━━ DATASET ROWS ━━
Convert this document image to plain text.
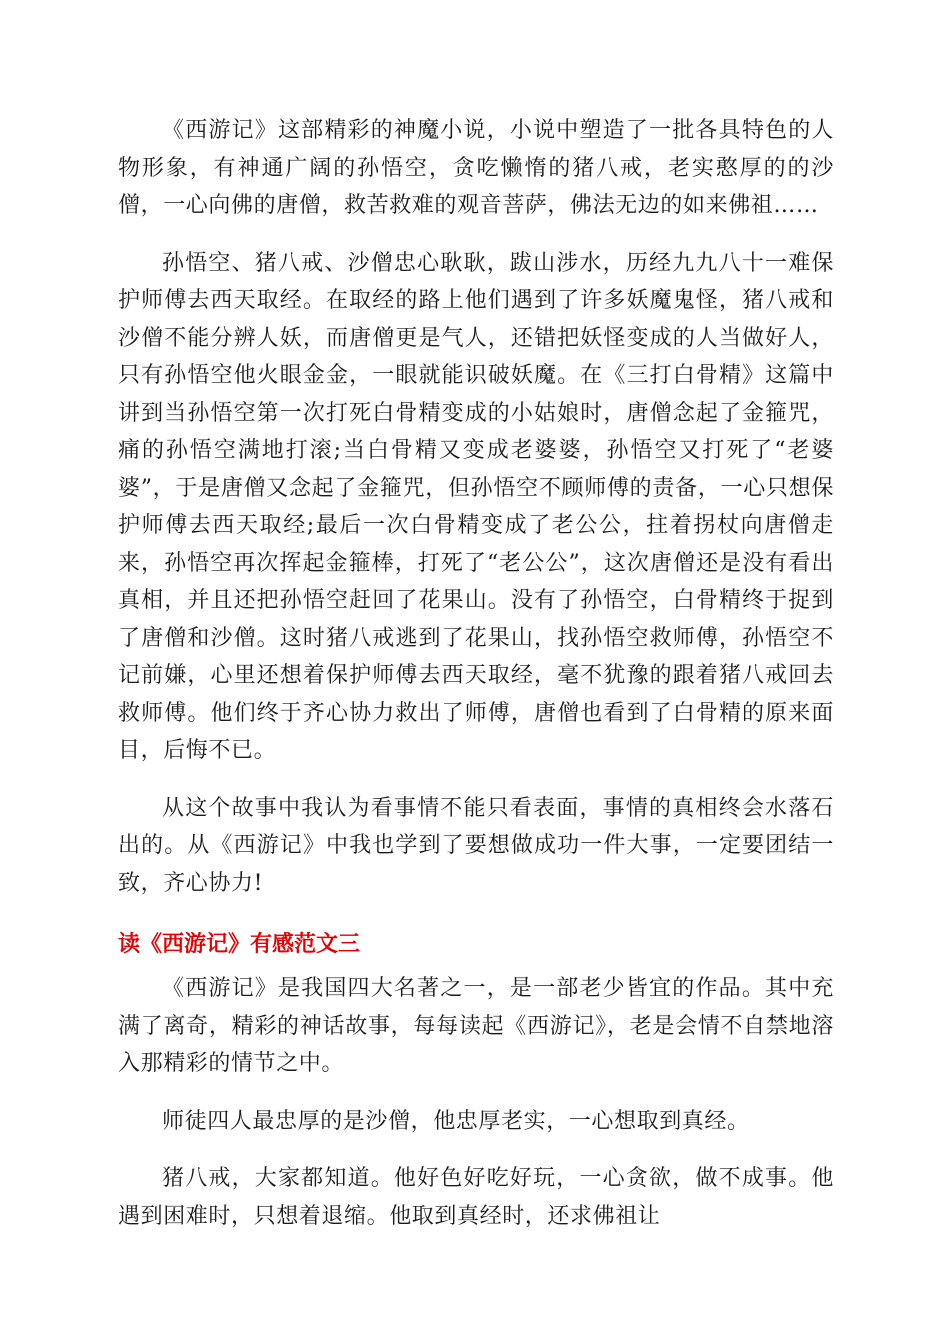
《西游记》这部精彩的神魔小说，小说中塑造了一批各具特色的人物形象，有神通广阔的孙悟空，贪吃懒惰的猪八戒，老实憨厚的的沙僧，一心向佛的唐僧，救苦救难的观音菩萨，佛法无边的如来佛祖……

孙悟空、猪八戒、沙僧忠心耿耿，跋山涉水，历经九九八十一难保护师傅去西天取经。在取经的路上他们遇到了许多妖魔鬼怪，猪八戒和沙僧不能分辨人妖，而唐僧更是气人，还错把妖怪变成的人当做好人，只有孙悟空他火眼金金，一眼就能识破妖魔。在《三打白骨精》这篇中讲到当孙悟空第一次打死白骨精变成的小姑娘时，唐僧念起了金箍咒，痛的孙悟空满地打滚;当白骨精又变成老婆婆，孙悟空又打死了“老婆婆”，于是唐僧又念起了金箍咒，但孙悟空不顾师傅的责备，一心只想保护师傅去西天取经;最后一次白骨精变成了老公公，拄着拐杖向唐僧走来，孙悟空再次挥起金箍棒，打死了“老公公”，这次唐僧还是没有看出真相，并且还把孙悟空赶回了花果山。没有了孙悟空，白骨精终于捉到了唐僧和沙僧。这时猪八戒逃到了花果山，找孙悟空救师傅，孙悟空不记前嫌，心里还想着保护师傅去西天取经，毫不犹豫的跟着猪八戒回去救师傅。他们终于齐心协力救出了师傅，唐僧也看到了白骨精的原来面目，后悔不已。

从这个故事中我认为看事情不能只看表面，事情的真相终会水落石出的。从《西游记》中我也学到了要想做成功一件大事，一定要团结一致，齐心协力!

读《西游记》有感范文三

《西游记》是我国四大名著之一，是一部老少皆宜的作品。其中充满了离奇，精彩的神话故事，每每读起《西游记》，老是会情不自禁地溶入那精彩的情节之中。

师徒四人最忠厚的是沙僧，他忠厚老实，一心想取到真经。

猪八戒，大家都知道。他好色好吃好玩，一心贪欲，做不成事。他遇到困难时，只想着退缩。他取到真经时，还求佛祖让
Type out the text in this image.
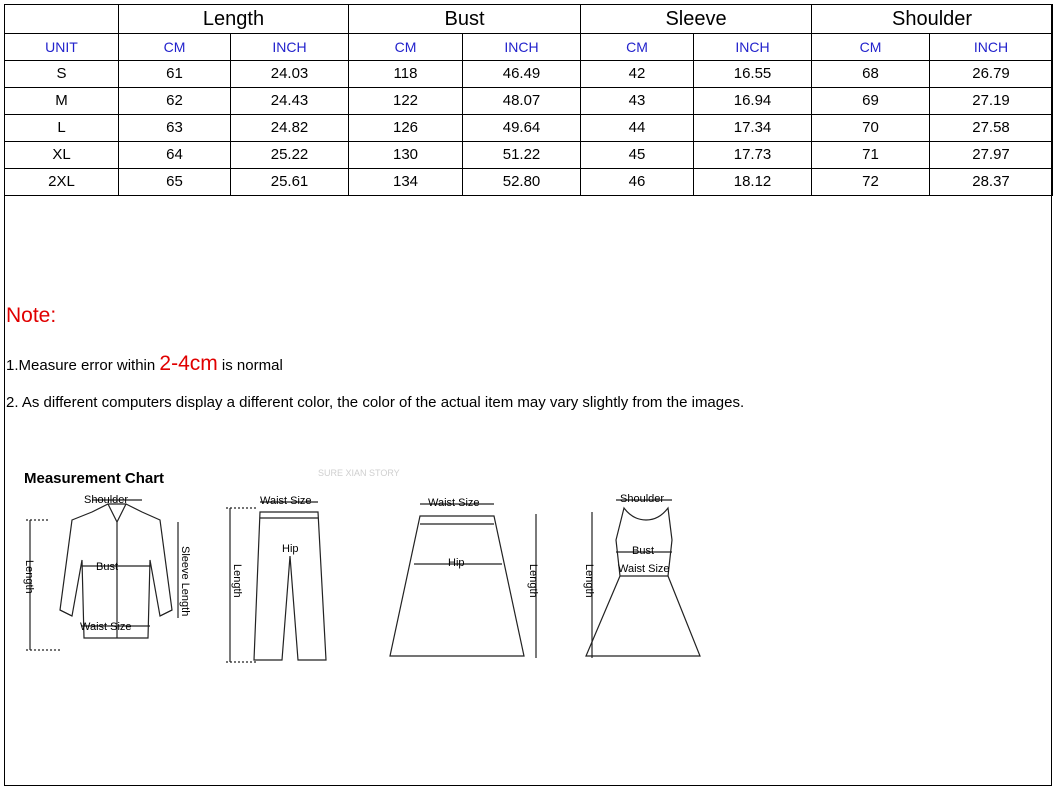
	Length		Bust		Sleeve		Shoulder	
UNIT	CM	INCH	CM	INCH	CM	INCH	CM	INCH
S	61	24.03	118	46.49	42	16.55	68	26.79
M	62	24.43	122	48.07	43	16.94	69	27.19
L	63	24.82	126	49.64	44	17.34	70	27.58
XL	64	25.22	130	51.22	45	17.73	71	27.97
2XL	65	25.61	134	52.80	46	18.12	72	28.37
Note:
1.Measure error within 2-4cm is normal
2. As different computers display a different color, the color of the actual item may vary slightly from the images.
Measurement Chart	SURE XIAN STORY
Shoulder
Bust
Waist Size
Length	Sleeve Length
Waist Size
Hip
Length
Waist Size
Hip
Length
Shoulder
Bust
Waist Size
Length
━━━
● EXERCISE GOAL
Print the records above exactly as they stand, but leave out the pictures.

● RESULT OF THE EXERCISE
Convert this document image to plain text.
《西游记》这部精彩的神魔小说，小说中塑造了一批各具特色的人物形象，有神通广阔的孙悟空，贪吃懒惰的猪八戒，老实憨厚的的沙僧，一心向佛的唐僧，救苦救难的观音菩萨，佛法无边的如来佛祖……

孙悟空、猪八戒、沙僧忠心耿耿，跋山涉水，历经九九八十一难保护师傅去西天取经。在取经的路上他们遇到了许多妖魔鬼怪，猪八戒和沙僧不能分辨人妖，而唐僧更是气人，还错把妖怪变成的人当做好人，只有孙悟空他火眼金金，一眼就能识破妖魔。在《三打白骨精》这篇中讲到当孙悟空第一次打死白骨精变成的小姑娘时，唐僧念起了金箍咒，痛的孙悟空满地打滚;当白骨精又变成老婆婆，孙悟空又打死了“老婆婆”，于是唐僧又念起了金箍咒，但孙悟空不顾师傅的责备，一心只想保护师傅去西天取经;最后一次白骨精变成了老公公，拄着拐杖向唐僧走来，孙悟空再次挥起金箍棒，打死了“老公公”，这次唐僧还是没有看出真相，并且还把孙悟空赶回了花果山。没有了孙悟空，白骨精终于捉到了唐僧和沙僧。这时猪八戒逃到了花果山，找孙悟空救师傅，孙悟空不记前嫌，心里还想着保护师傅去西天取经，毫不犹豫的跟着猪八戒回去救师傅。他们终于齐心协力救出了师傅，唐僧也看到了白骨精的原来面目，后悔不已。

从这个故事中我认为看事情不能只看表面，事情的真相终会水落石出的。从《西游记》中我也学到了要想做成功一件大事，一定要团结一致，齐心协力!

读《西游记》有感范文三

《西游记》是我国四大名著之一，是一部老少皆宜的作品。其中充满了离奇，精彩的神话故事，每每读起《西游记》，老是会情不自禁地溶入那精彩的情节之中。

师徒四人最忠厚的是沙僧，他忠厚老实，一心想取到真经。

猪八戒，大家都知道。他好色好吃好玩，一心贪欲，做不成事。他遇到困难时，只想着退缩。他取到真经时，还求佛祖让
Type out the text in this image.
	Length		Bust		Sleeve		Shoulder	
UNIT	CM	INCH	CM	INCH	CM	INCH	CM	INCH
S	61	24.03	118	46.49	42	16.55	68	26.79
M	62	24.43	122	48.07	43	16.94	69	27.19
L	63	24.82	126	49.64	44	17.34	70	27.58
XL	64	25.22	130	51.22	45	17.73	71	27.97
2XL	65	25.61	134	52.80	46	18.12	72	28.37
Note:
1.Measure error within 2-4cm is normal
2. As different computers display a different color, the color of the actual item may vary slightly from the images.
Measurement Chart	SURE XIAN STORY
Shoulder
Bust
Waist Size
Length	Sleeve Length
Waist Size
Hip
Length
Waist Size
Hip
Length
Shoulder
Bust
Waist Size
Length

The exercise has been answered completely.